◆ Aim
Output the material below in full, exactly as it is.

— start Material supplied —

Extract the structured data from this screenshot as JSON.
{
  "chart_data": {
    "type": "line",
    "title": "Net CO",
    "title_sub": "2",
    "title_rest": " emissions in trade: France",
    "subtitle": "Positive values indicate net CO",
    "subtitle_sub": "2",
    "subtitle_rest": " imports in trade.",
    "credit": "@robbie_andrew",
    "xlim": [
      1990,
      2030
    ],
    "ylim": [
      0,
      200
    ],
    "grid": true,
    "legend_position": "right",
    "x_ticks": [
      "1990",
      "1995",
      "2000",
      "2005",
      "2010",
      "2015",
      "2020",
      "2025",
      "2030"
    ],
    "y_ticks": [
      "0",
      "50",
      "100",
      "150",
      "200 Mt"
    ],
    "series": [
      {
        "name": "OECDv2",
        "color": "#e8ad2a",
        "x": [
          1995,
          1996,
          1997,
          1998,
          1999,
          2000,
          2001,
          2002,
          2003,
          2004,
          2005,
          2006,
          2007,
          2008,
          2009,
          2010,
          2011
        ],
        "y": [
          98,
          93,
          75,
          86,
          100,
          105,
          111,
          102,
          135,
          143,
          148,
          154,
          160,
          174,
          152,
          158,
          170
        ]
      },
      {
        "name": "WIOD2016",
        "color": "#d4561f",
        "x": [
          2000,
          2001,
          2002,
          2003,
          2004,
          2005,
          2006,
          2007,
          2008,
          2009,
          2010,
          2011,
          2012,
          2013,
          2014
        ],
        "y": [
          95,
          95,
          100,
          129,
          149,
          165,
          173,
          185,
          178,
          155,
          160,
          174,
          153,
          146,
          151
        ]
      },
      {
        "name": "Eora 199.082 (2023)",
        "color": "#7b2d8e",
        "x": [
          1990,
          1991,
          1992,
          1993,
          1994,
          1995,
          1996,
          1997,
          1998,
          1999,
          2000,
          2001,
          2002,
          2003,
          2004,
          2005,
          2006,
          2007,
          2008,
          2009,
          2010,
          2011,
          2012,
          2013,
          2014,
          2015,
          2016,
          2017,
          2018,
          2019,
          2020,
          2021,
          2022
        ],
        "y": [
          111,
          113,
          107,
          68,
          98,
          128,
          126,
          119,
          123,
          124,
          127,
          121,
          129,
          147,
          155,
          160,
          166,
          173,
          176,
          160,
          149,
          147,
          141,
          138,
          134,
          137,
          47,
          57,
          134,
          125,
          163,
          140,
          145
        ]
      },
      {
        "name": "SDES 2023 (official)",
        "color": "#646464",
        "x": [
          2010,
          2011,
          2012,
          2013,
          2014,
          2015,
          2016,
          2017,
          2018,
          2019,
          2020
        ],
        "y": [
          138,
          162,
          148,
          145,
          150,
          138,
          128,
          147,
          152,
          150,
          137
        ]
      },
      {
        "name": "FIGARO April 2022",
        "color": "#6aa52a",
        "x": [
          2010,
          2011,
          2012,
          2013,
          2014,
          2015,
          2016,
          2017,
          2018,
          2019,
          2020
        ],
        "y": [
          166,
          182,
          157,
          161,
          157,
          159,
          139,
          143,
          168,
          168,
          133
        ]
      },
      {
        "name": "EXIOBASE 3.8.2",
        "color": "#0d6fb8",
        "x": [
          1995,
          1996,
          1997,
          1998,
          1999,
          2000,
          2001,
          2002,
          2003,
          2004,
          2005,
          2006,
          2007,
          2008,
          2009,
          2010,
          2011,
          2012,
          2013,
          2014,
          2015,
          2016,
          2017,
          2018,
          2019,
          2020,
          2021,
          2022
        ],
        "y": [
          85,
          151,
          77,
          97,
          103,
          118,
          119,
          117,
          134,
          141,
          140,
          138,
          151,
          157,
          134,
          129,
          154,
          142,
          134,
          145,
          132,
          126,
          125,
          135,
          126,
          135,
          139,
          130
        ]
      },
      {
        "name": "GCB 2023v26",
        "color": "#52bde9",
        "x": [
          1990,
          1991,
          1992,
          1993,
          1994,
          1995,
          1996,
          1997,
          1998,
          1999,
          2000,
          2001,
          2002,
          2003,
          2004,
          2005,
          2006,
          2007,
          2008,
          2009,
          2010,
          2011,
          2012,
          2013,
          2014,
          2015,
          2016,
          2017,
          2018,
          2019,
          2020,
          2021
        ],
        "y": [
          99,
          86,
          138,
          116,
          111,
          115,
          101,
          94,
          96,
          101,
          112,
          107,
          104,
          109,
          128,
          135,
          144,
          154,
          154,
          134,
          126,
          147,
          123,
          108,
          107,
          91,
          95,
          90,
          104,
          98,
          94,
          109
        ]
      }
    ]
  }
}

— end Material supplied —

◆ Reply
Extract the structured data from this screenshot as JSON.
{
  "chart_data": {
    "type": "line",
    "title": "Net CO",
    "title_sub": "2",
    "title_rest": " emissions in trade: France",
    "subtitle": "Positive values indicate net CO",
    "subtitle_sub": "2",
    "subtitle_rest": " imports in trade.",
    "credit": "@robbie_andrew",
    "xlim": [
      1990,
      2030
    ],
    "ylim": [
      0,
      200
    ],
    "grid": true,
    "legend_position": "right",
    "x_ticks": [
      "1990",
      "1995",
      "2000",
      "2005",
      "2010",
      "2015",
      "2020",
      "2025",
      "2030"
    ],
    "y_ticks": [
      "0",
      "50",
      "100",
      "150",
      "200 Mt"
    ],
    "series": [
      {
        "name": "OECDv2",
        "color": "#e8ad2a",
        "x": [
          1995,
          1996,
          1997,
          1998,
          1999,
          2000,
          2001,
          2002,
          2003,
          2004,
          2005,
          2006,
          2007,
          2008,
          2009,
          2010,
          2011
        ],
        "y": [
          98,
          93,
          75,
          86,
          100,
          105,
          111,
          102,
          135,
          143,
          148,
          154,
          160,
          174,
          152,
          158,
          170
        ]
      },
      {
        "name": "WIOD2016",
        "color": "#d4561f",
        "x": [
          2000,
          2001,
          2002,
          2003,
          2004,
          2005,
          2006,
          2007,
          2008,
          2009,
          2010,
          2011,
          2012,
          2013,
          2014
        ],
        "y": [
          95,
          95,
          100,
          129,
          149,
          165,
          173,
          185,
          178,
          155,
          160,
          174,
          153,
          146,
          151
        ]
      },
      {
        "name": "Eora 199.082 (2023)",
        "color": "#7b2d8e",
        "x": [
          1990,
          1991,
          1992,
          1993,
          1994,
          1995,
          1996,
          1997,
          1998,
          1999,
          2000,
          2001,
          2002,
          2003,
          2004,
          2005,
          2006,
          2007,
          2008,
          2009,
          2010,
          2011,
          2012,
          2013,
          2014,
          2015,
          2016,
          2017,
          2018,
          2019,
          2020,
          2021,
          2022
        ],
        "y": [
          111,
          113,
          107,
          68,
          98,
          128,
          126,
          119,
          123,
          124,
          127,
          121,
          129,
          147,
          155,
          160,
          166,
          173,
          176,
          160,
          149,
          147,
          141,
          138,
          134,
          137,
          47,
          57,
          134,
          125,
          163,
          140,
          145
        ]
      },
      {
        "name": "SDES 2023 (official)",
        "color": "#646464",
        "x": [
          2010,
          2011,
          2012,
          2013,
          2014,
          2015,
          2016,
          2017,
          2018,
          2019,
          2020
        ],
        "y": [
          138,
          162,
          148,
          145,
          150,
          138,
          128,
          147,
          152,
          150,
          137
        ]
      },
      {
        "name": "FIGARO April 2022",
        "color": "#6aa52a",
        "x": [
          2010,
          2011,
          2012,
          2013,
          2014,
          2015,
          2016,
          2017,
          2018,
          2019,
          2020
        ],
        "y": [
          166,
          182,
          157,
          161,
          157,
          159,
          139,
          143,
          168,
          168,
          133
        ]
      },
      {
        "name": "EXIOBASE 3.8.2",
        "color": "#0d6fb8",
        "x": [
          1995,
          1996,
          1997,
          1998,
          1999,
          2000,
          2001,
          2002,
          2003,
          2004,
          2005,
          2006,
          2007,
          2008,
          2009,
          2010,
          2011,
          2012,
          2013,
          2014,
          2015,
          2016,
          2017,
          2018,
          2019,
          2020,
          2021,
          2022
        ],
        "y": [
          85,
          151,
          77,
          97,
          103,
          118,
          119,
          117,
          134,
          141,
          140,
          138,
          151,
          157,
          134,
          129,
          154,
          142,
          134,
          145,
          132,
          126,
          125,
          135,
          126,
          135,
          139,
          130
        ]
      },
      {
        "name": "GCB 2023v26",
        "color": "#52bde9",
        "x": [
          1990,
          1991,
          1992,
          1993,
          1994,
          1995,
          1996,
          1997,
          1998,
          1999,
          2000,
          2001,
          2002,
          2003,
          2004,
          2005,
          2006,
          2007,
          2008,
          2009,
          2010,
          2011,
          2012,
          2013,
          2014,
          2015,
          2016,
          2017,
          2018,
          2019,
          2020,
          2021
        ],
        "y": [
          99,
          86,
          138,
          116,
          111,
          115,
          101,
          94,
          96,
          101,
          112,
          107,
          104,
          109,
          128,
          135,
          144,
          154,
          154,
          134,
          126,
          147,
          123,
          108,
          107,
          91,
          95,
          90,
          104,
          98,
          94,
          109
        ]
      }
    ]
  }
}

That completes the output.